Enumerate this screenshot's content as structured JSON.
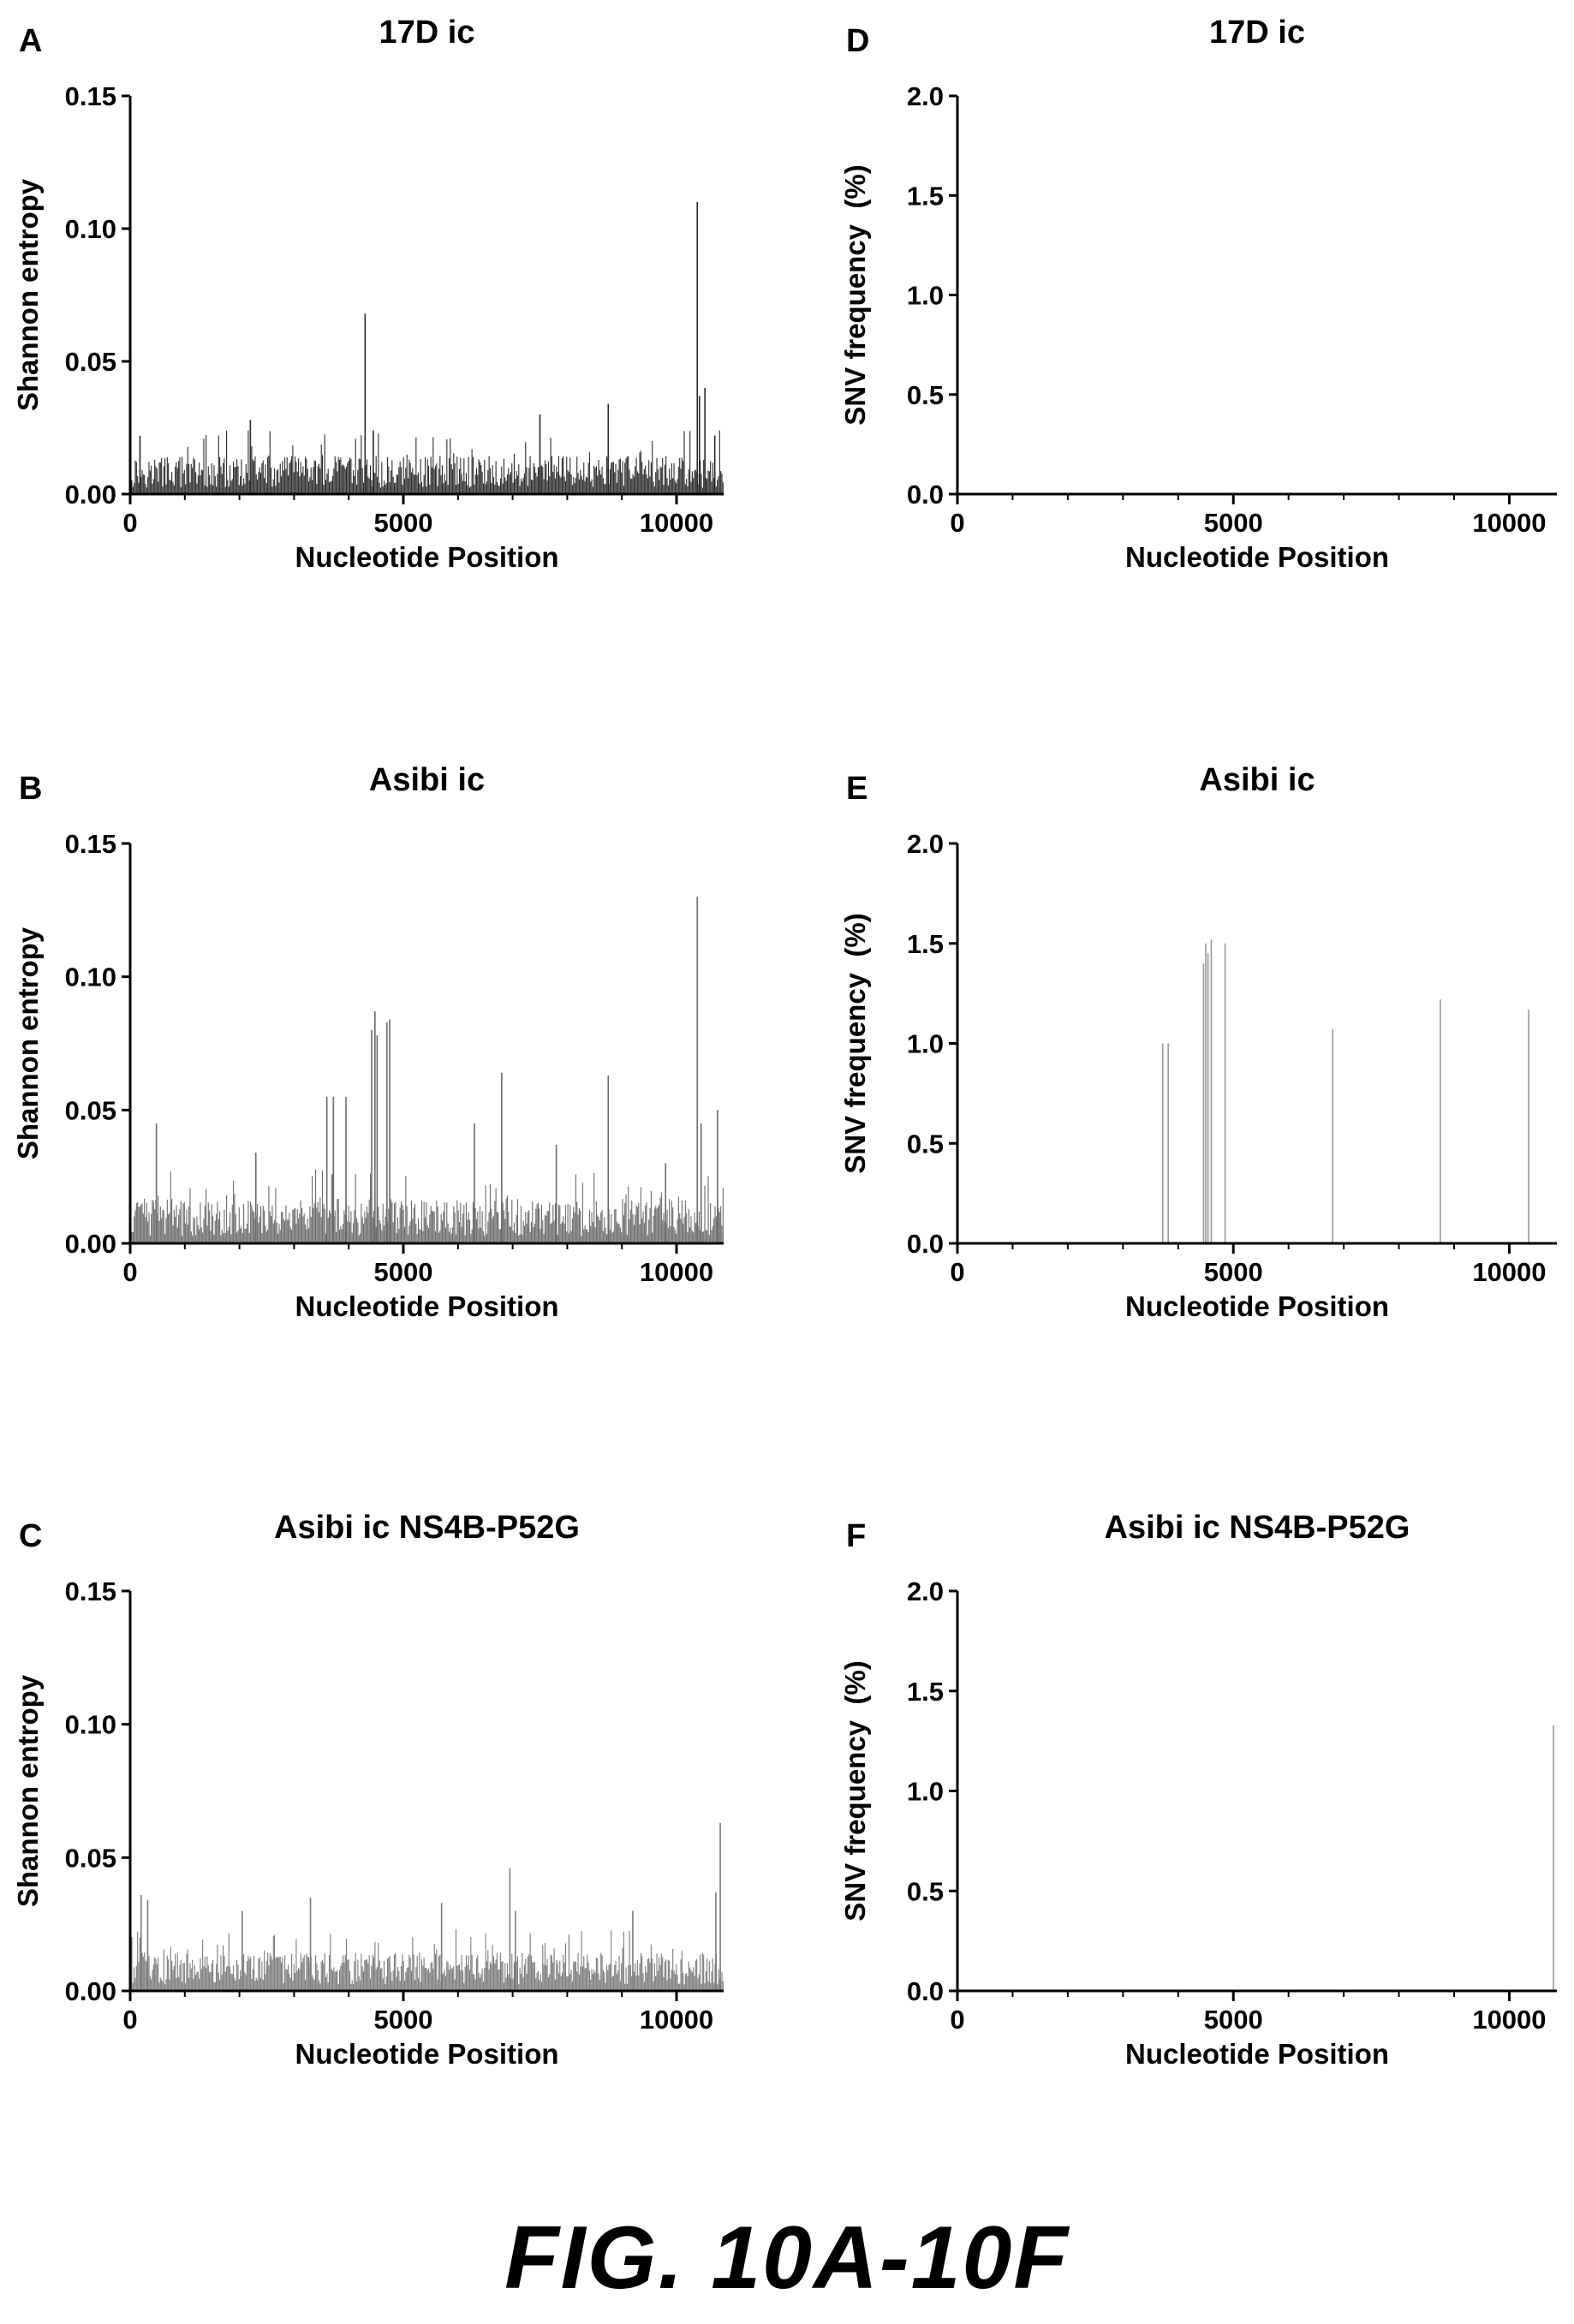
{
  "figure_caption": "FIG. 10A-10F",
  "chart_data": [
    {
      "panel_letter": "A",
      "title": "17D ic",
      "type": "bar",
      "xlabel": "Nucleotide Position",
      "ylabel": "Shannon entropy",
      "xlim": [
        0,
        10862
      ],
      "ylim": [
        0,
        0.15
      ],
      "xticks": [
        0,
        5000,
        10000
      ],
      "xtick_labels": [
        "0",
        "5000",
        "10000"
      ],
      "yticks": [
        0,
        0.05,
        0.1,
        0.15
      ],
      "ytick_labels": [
        "0.00",
        "0.05",
        "0.10",
        "0.15"
      ],
      "color": "#2b2b2b",
      "background": {
        "baseline": 0.006,
        "spread": 0.012,
        "max": 0.024
      },
      "peaks": [
        {
          "x": 180,
          "y": 0.022
        },
        {
          "x": 2200,
          "y": 0.028
        },
        {
          "x": 4300,
          "y": 0.068
        },
        {
          "x": 4450,
          "y": 0.024
        },
        {
          "x": 7500,
          "y": 0.03
        },
        {
          "x": 8750,
          "y": 0.034
        },
        {
          "x": 10380,
          "y": 0.11
        },
        {
          "x": 10420,
          "y": 0.037
        },
        {
          "x": 10520,
          "y": 0.04
        },
        {
          "x": 10700,
          "y": 0.022
        }
      ]
    },
    {
      "panel_letter": "B",
      "title": "Asibi ic",
      "type": "bar",
      "xlabel": "Nucleotide Position",
      "ylabel": "Shannon entropy",
      "xlim": [
        0,
        10862
      ],
      "ylim": [
        0,
        0.15
      ],
      "xticks": [
        0,
        5000,
        10000
      ],
      "xtick_labels": [
        "0",
        "5000",
        "10000"
      ],
      "yticks": [
        0,
        0.05,
        0.1,
        0.15
      ],
      "ytick_labels": [
        "0.00",
        "0.05",
        "0.10",
        "0.15"
      ],
      "color": "#6b6b6b",
      "background": {
        "baseline": 0.007,
        "spread": 0.014,
        "max": 0.028
      },
      "peaks": [
        {
          "x": 480,
          "y": 0.045
        },
        {
          "x": 2300,
          "y": 0.034
        },
        {
          "x": 3600,
          "y": 0.055
        },
        {
          "x": 3720,
          "y": 0.055
        },
        {
          "x": 3950,
          "y": 0.055
        },
        {
          "x": 4420,
          "y": 0.08
        },
        {
          "x": 4480,
          "y": 0.087
        },
        {
          "x": 4520,
          "y": 0.078
        },
        {
          "x": 4700,
          "y": 0.083
        },
        {
          "x": 4750,
          "y": 0.084
        },
        {
          "x": 6300,
          "y": 0.045
        },
        {
          "x": 6800,
          "y": 0.064
        },
        {
          "x": 7800,
          "y": 0.037
        },
        {
          "x": 8750,
          "y": 0.063
        },
        {
          "x": 9800,
          "y": 0.03
        },
        {
          "x": 10380,
          "y": 0.13
        },
        {
          "x": 10450,
          "y": 0.045
        },
        {
          "x": 10750,
          "y": 0.05
        }
      ]
    },
    {
      "panel_letter": "C",
      "title": "Asibi ic NS4B-P52G",
      "type": "bar",
      "xlabel": "Nucleotide Position",
      "ylabel": "Shannon entropy",
      "xlim": [
        0,
        10862
      ],
      "ylim": [
        0,
        0.15
      ],
      "xticks": [
        0,
        5000,
        10000
      ],
      "xtick_labels": [
        "0",
        "5000",
        "10000"
      ],
      "yticks": [
        0,
        0.05,
        0.1,
        0.15
      ],
      "ytick_labels": [
        "0.00",
        "0.05",
        "0.10",
        "0.15"
      ],
      "color": "#7a7a7a",
      "background": {
        "baseline": 0.006,
        "spread": 0.012,
        "max": 0.024
      },
      "peaks": [
        {
          "x": 200,
          "y": 0.036
        },
        {
          "x": 320,
          "y": 0.034
        },
        {
          "x": 2050,
          "y": 0.03
        },
        {
          "x": 3300,
          "y": 0.035
        },
        {
          "x": 5700,
          "y": 0.033
        },
        {
          "x": 6950,
          "y": 0.046
        },
        {
          "x": 7050,
          "y": 0.03
        },
        {
          "x": 9200,
          "y": 0.03
        },
        {
          "x": 10800,
          "y": 0.063
        },
        {
          "x": 10720,
          "y": 0.037
        }
      ]
    },
    {
      "panel_letter": "D",
      "title": "17D ic",
      "type": "bar",
      "xlabel": "Nucleotide Position",
      "ylabel": "SNV frequency  (%)",
      "xlim": [
        0,
        10862
      ],
      "ylim": [
        0,
        2.0
      ],
      "xticks": [
        0,
        5000,
        10000
      ],
      "xtick_labels": [
        "0",
        "5000",
        "10000"
      ],
      "yticks": [
        0,
        0.5,
        1.0,
        1.5,
        2.0
      ],
      "ytick_labels": [
        "0.0",
        "0.5",
        "1.0",
        "1.5",
        "2.0"
      ],
      "color": "#999999",
      "peaks": []
    },
    {
      "panel_letter": "E",
      "title": "Asibi ic",
      "type": "bar",
      "xlabel": "Nucleotide Position",
      "ylabel": "SNV frequency  (%)",
      "xlim": [
        0,
        10862
      ],
      "ylim": [
        0,
        2.0
      ],
      "xticks": [
        0,
        5000,
        10000
      ],
      "xtick_labels": [
        "0",
        "5000",
        "10000"
      ],
      "yticks": [
        0,
        0.5,
        1.0,
        1.5,
        2.0
      ],
      "ytick_labels": [
        "0.0",
        "0.5",
        "1.0",
        "1.5",
        "2.0"
      ],
      "color": "#999999",
      "peaks": [
        {
          "x": 3720,
          "y": 1.0
        },
        {
          "x": 3820,
          "y": 1.0
        },
        {
          "x": 4460,
          "y": 1.4
        },
        {
          "x": 4500,
          "y": 1.5
        },
        {
          "x": 4540,
          "y": 1.45
        },
        {
          "x": 4600,
          "y": 1.52
        },
        {
          "x": 4850,
          "y": 1.5
        },
        {
          "x": 6800,
          "y": 1.07
        },
        {
          "x": 8750,
          "y": 1.22
        },
        {
          "x": 10350,
          "y": 1.17
        }
      ]
    },
    {
      "panel_letter": "F",
      "title": "Asibi ic NS4B-P52G",
      "type": "bar",
      "xlabel": "Nucleotide Position",
      "ylabel": "SNV frequency  (%)",
      "xlim": [
        0,
        10862
      ],
      "ylim": [
        0,
        2.0
      ],
      "xticks": [
        0,
        5000,
        10000
      ],
      "xtick_labels": [
        "0",
        "5000",
        "10000"
      ],
      "yticks": [
        0,
        0.5,
        1.0,
        1.5,
        2.0
      ],
      "ytick_labels": [
        "0.0",
        "0.5",
        "1.0",
        "1.5",
        "2.0"
      ],
      "color": "#999999",
      "peaks": [
        {
          "x": 10800,
          "y": 1.33
        }
      ]
    }
  ]
}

### Given problem
Write out the full set of lines verbatim, without the pictures.

### Task output
Enumerate this screenshot's content as structured JSON.
{
  "figure_caption": "FIG. 10A-10F",
  "chart_data": [
    {
      "panel_letter": "A",
      "title": "17D ic",
      "type": "bar",
      "xlabel": "Nucleotide Position",
      "ylabel": "Shannon entropy",
      "xlim": [
        0,
        10862
      ],
      "ylim": [
        0,
        0.15
      ],
      "xticks": [
        0,
        5000,
        10000
      ],
      "xtick_labels": [
        "0",
        "5000",
        "10000"
      ],
      "yticks": [
        0,
        0.05,
        0.1,
        0.15
      ],
      "ytick_labels": [
        "0.00",
        "0.05",
        "0.10",
        "0.15"
      ],
      "color": "#2b2b2b",
      "background": {
        "baseline": 0.006,
        "spread": 0.012,
        "max": 0.024
      },
      "peaks": [
        {
          "x": 180,
          "y": 0.022
        },
        {
          "x": 2200,
          "y": 0.028
        },
        {
          "x": 4300,
          "y": 0.068
        },
        {
          "x": 4450,
          "y": 0.024
        },
        {
          "x": 7500,
          "y": 0.03
        },
        {
          "x": 8750,
          "y": 0.034
        },
        {
          "x": 10380,
          "y": 0.11
        },
        {
          "x": 10420,
          "y": 0.037
        },
        {
          "x": 10520,
          "y": 0.04
        },
        {
          "x": 10700,
          "y": 0.022
        }
      ]
    },
    {
      "panel_letter": "B",
      "title": "Asibi ic",
      "type": "bar",
      "xlabel": "Nucleotide Position",
      "ylabel": "Shannon entropy",
      "xlim": [
        0,
        10862
      ],
      "ylim": [
        0,
        0.15
      ],
      "xticks": [
        0,
        5000,
        10000
      ],
      "xtick_labels": [
        "0",
        "5000",
        "10000"
      ],
      "yticks": [
        0,
        0.05,
        0.1,
        0.15
      ],
      "ytick_labels": [
        "0.00",
        "0.05",
        "0.10",
        "0.15"
      ],
      "color": "#6b6b6b",
      "background": {
        "baseline": 0.007,
        "spread": 0.014,
        "max": 0.028
      },
      "peaks": [
        {
          "x": 480,
          "y": 0.045
        },
        {
          "x": 2300,
          "y": 0.034
        },
        {
          "x": 3600,
          "y": 0.055
        },
        {
          "x": 3720,
          "y": 0.055
        },
        {
          "x": 3950,
          "y": 0.055
        },
        {
          "x": 4420,
          "y": 0.08
        },
        {
          "x": 4480,
          "y": 0.087
        },
        {
          "x": 4520,
          "y": 0.078
        },
        {
          "x": 4700,
          "y": 0.083
        },
        {
          "x": 4750,
          "y": 0.084
        },
        {
          "x": 6300,
          "y": 0.045
        },
        {
          "x": 6800,
          "y": 0.064
        },
        {
          "x": 7800,
          "y": 0.037
        },
        {
          "x": 8750,
          "y": 0.063
        },
        {
          "x": 9800,
          "y": 0.03
        },
        {
          "x": 10380,
          "y": 0.13
        },
        {
          "x": 10450,
          "y": 0.045
        },
        {
          "x": 10750,
          "y": 0.05
        }
      ]
    },
    {
      "panel_letter": "C",
      "title": "Asibi ic NS4B-P52G",
      "type": "bar",
      "xlabel": "Nucleotide Position",
      "ylabel": "Shannon entropy",
      "xlim": [
        0,
        10862
      ],
      "ylim": [
        0,
        0.15
      ],
      "xticks": [
        0,
        5000,
        10000
      ],
      "xtick_labels": [
        "0",
        "5000",
        "10000"
      ],
      "yticks": [
        0,
        0.05,
        0.1,
        0.15
      ],
      "ytick_labels": [
        "0.00",
        "0.05",
        "0.10",
        "0.15"
      ],
      "color": "#7a7a7a",
      "background": {
        "baseline": 0.006,
        "spread": 0.012,
        "max": 0.024
      },
      "peaks": [
        {
          "x": 200,
          "y": 0.036
        },
        {
          "x": 320,
          "y": 0.034
        },
        {
          "x": 2050,
          "y": 0.03
        },
        {
          "x": 3300,
          "y": 0.035
        },
        {
          "x": 5700,
          "y": 0.033
        },
        {
          "x": 6950,
          "y": 0.046
        },
        {
          "x": 7050,
          "y": 0.03
        },
        {
          "x": 9200,
          "y": 0.03
        },
        {
          "x": 10800,
          "y": 0.063
        },
        {
          "x": 10720,
          "y": 0.037
        }
      ]
    },
    {
      "panel_letter": "D",
      "title": "17D ic",
      "type": "bar",
      "xlabel": "Nucleotide Position",
      "ylabel": "SNV frequency  (%)",
      "xlim": [
        0,
        10862
      ],
      "ylim": [
        0,
        2.0
      ],
      "xticks": [
        0,
        5000,
        10000
      ],
      "xtick_labels": [
        "0",
        "5000",
        "10000"
      ],
      "yticks": [
        0,
        0.5,
        1.0,
        1.5,
        2.0
      ],
      "ytick_labels": [
        "0.0",
        "0.5",
        "1.0",
        "1.5",
        "2.0"
      ],
      "color": "#999999",
      "peaks": []
    },
    {
      "panel_letter": "E",
      "title": "Asibi ic",
      "type": "bar",
      "xlabel": "Nucleotide Position",
      "ylabel": "SNV frequency  (%)",
      "xlim": [
        0,
        10862
      ],
      "ylim": [
        0,
        2.0
      ],
      "xticks": [
        0,
        5000,
        10000
      ],
      "xtick_labels": [
        "0",
        "5000",
        "10000"
      ],
      "yticks": [
        0,
        0.5,
        1.0,
        1.5,
        2.0
      ],
      "ytick_labels": [
        "0.0",
        "0.5",
        "1.0",
        "1.5",
        "2.0"
      ],
      "color": "#999999",
      "peaks": [
        {
          "x": 3720,
          "y": 1.0
        },
        {
          "x": 3820,
          "y": 1.0
        },
        {
          "x": 4460,
          "y": 1.4
        },
        {
          "x": 4500,
          "y": 1.5
        },
        {
          "x": 4540,
          "y": 1.45
        },
        {
          "x": 4600,
          "y": 1.52
        },
        {
          "x": 4850,
          "y": 1.5
        },
        {
          "x": 6800,
          "y": 1.07
        },
        {
          "x": 8750,
          "y": 1.22
        },
        {
          "x": 10350,
          "y": 1.17
        }
      ]
    },
    {
      "panel_letter": "F",
      "title": "Asibi ic NS4B-P52G",
      "type": "bar",
      "xlabel": "Nucleotide Position",
      "ylabel": "SNV frequency  (%)",
      "xlim": [
        0,
        10862
      ],
      "ylim": [
        0,
        2.0
      ],
      "xticks": [
        0,
        5000,
        10000
      ],
      "xtick_labels": [
        "0",
        "5000",
        "10000"
      ],
      "yticks": [
        0,
        0.5,
        1.0,
        1.5,
        2.0
      ],
      "ytick_labels": [
        "0.0",
        "0.5",
        "1.0",
        "1.5",
        "2.0"
      ],
      "color": "#999999",
      "peaks": [
        {
          "x": 10800,
          "y": 1.33
        }
      ]
    }
  ]
}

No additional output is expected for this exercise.